* _What the task asks_: Every entry here needs to be repeated exactly.
# Start of Records provided
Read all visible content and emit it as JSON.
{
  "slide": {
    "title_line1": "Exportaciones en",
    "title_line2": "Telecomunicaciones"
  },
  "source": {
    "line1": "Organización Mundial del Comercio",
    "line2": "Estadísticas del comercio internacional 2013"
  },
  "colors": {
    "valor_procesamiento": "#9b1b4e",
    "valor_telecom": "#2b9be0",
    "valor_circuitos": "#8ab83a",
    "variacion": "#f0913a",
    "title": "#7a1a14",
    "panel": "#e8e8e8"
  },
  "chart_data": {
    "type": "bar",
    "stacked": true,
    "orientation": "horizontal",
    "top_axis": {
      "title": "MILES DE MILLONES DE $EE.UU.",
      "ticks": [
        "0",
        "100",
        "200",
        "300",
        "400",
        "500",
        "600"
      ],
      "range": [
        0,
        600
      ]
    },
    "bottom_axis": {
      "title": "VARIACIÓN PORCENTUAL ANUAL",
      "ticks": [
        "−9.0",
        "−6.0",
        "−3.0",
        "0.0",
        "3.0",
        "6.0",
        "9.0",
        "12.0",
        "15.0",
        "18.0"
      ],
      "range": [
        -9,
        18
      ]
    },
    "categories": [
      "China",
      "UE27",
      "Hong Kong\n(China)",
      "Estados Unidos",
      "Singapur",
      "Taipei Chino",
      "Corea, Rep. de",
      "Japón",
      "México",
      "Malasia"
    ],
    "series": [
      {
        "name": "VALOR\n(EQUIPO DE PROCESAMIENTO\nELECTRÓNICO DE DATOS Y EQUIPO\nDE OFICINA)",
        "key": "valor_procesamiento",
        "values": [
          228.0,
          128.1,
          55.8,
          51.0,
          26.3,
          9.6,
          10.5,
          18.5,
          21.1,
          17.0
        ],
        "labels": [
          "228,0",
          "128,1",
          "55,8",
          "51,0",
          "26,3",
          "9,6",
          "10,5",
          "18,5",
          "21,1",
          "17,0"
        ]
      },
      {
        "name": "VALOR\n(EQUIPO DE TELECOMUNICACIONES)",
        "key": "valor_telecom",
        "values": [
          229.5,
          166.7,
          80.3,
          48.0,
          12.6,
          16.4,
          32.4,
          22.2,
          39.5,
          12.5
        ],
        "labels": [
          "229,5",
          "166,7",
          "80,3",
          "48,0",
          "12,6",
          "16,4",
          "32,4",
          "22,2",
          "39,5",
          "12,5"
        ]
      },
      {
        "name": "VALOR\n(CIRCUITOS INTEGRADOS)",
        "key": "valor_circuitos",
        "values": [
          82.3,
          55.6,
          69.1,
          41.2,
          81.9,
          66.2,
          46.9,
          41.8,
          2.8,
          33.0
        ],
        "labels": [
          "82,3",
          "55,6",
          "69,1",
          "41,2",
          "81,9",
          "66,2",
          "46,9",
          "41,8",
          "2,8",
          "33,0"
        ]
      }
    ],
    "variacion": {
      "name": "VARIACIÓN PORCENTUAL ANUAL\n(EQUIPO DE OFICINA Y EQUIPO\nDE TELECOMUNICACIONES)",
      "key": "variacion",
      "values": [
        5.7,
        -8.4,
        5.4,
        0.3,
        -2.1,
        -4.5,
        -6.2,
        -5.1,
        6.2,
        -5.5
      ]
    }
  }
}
# End of Records provided
* _Problem solution_:
Read all visible content and emit it as JSON.
{
  "slide": {
    "title_line1": "Exportaciones en",
    "title_line2": "Telecomunicaciones"
  },
  "source": {
    "line1": "Organización Mundial del Comercio",
    "line2": "Estadísticas del comercio internacional 2013"
  },
  "colors": {
    "valor_procesamiento": "#9b1b4e",
    "valor_telecom": "#2b9be0",
    "valor_circuitos": "#8ab83a",
    "variacion": "#f0913a",
    "title": "#7a1a14",
    "panel": "#e8e8e8"
  },
  "chart_data": {
    "type": "bar",
    "stacked": true,
    "orientation": "horizontal",
    "top_axis": {
      "title": "MILES DE MILLONES DE $EE.UU.",
      "ticks": [
        "0",
        "100",
        "200",
        "300",
        "400",
        "500",
        "600"
      ],
      "range": [
        0,
        600
      ]
    },
    "bottom_axis": {
      "title": "VARIACIÓN PORCENTUAL ANUAL",
      "ticks": [
        "−9.0",
        "−6.0",
        "−3.0",
        "0.0",
        "3.0",
        "6.0",
        "9.0",
        "12.0",
        "15.0",
        "18.0"
      ],
      "range": [
        -9,
        18
      ]
    },
    "categories": [
      "China",
      "UE27",
      "Hong Kong\n(China)",
      "Estados Unidos",
      "Singapur",
      "Taipei Chino",
      "Corea, Rep. de",
      "Japón",
      "México",
      "Malasia"
    ],
    "series": [
      {
        "name": "VALOR\n(EQUIPO DE PROCESAMIENTO\nELECTRÓNICO DE DATOS Y EQUIPO\nDE OFICINA)",
        "key": "valor_procesamiento",
        "values": [
          228.0,
          128.1,
          55.8,
          51.0,
          26.3,
          9.6,
          10.5,
          18.5,
          21.1,
          17.0
        ],
        "labels": [
          "228,0",
          "128,1",
          "55,8",
          "51,0",
          "26,3",
          "9,6",
          "10,5",
          "18,5",
          "21,1",
          "17,0"
        ]
      },
      {
        "name": "VALOR\n(EQUIPO DE TELECOMUNICACIONES)",
        "key": "valor_telecom",
        "values": [
          229.5,
          166.7,
          80.3,
          48.0,
          12.6,
          16.4,
          32.4,
          22.2,
          39.5,
          12.5
        ],
        "labels": [
          "229,5",
          "166,7",
          "80,3",
          "48,0",
          "12,6",
          "16,4",
          "32,4",
          "22,2",
          "39,5",
          "12,5"
        ]
      },
      {
        "name": "VALOR\n(CIRCUITOS INTEGRADOS)",
        "key": "valor_circuitos",
        "values": [
          82.3,
          55.6,
          69.1,
          41.2,
          81.9,
          66.2,
          46.9,
          41.8,
          2.8,
          33.0
        ],
        "labels": [
          "82,3",
          "55,6",
          "69,1",
          "41,2",
          "81,9",
          "66,2",
          "46,9",
          "41,8",
          "2,8",
          "33,0"
        ]
      }
    ],
    "variacion": {
      "name": "VARIACIÓN PORCENTUAL ANUAL\n(EQUIPO DE OFICINA Y EQUIPO\nDE TELECOMUNICACIONES)",
      "key": "variacion",
      "values": [
        5.7,
        -8.4,
        5.4,
        0.3,
        -2.1,
        -4.5,
        -6.2,
        -5.1,
        6.2,
        -5.5
      ]
    }
  }
}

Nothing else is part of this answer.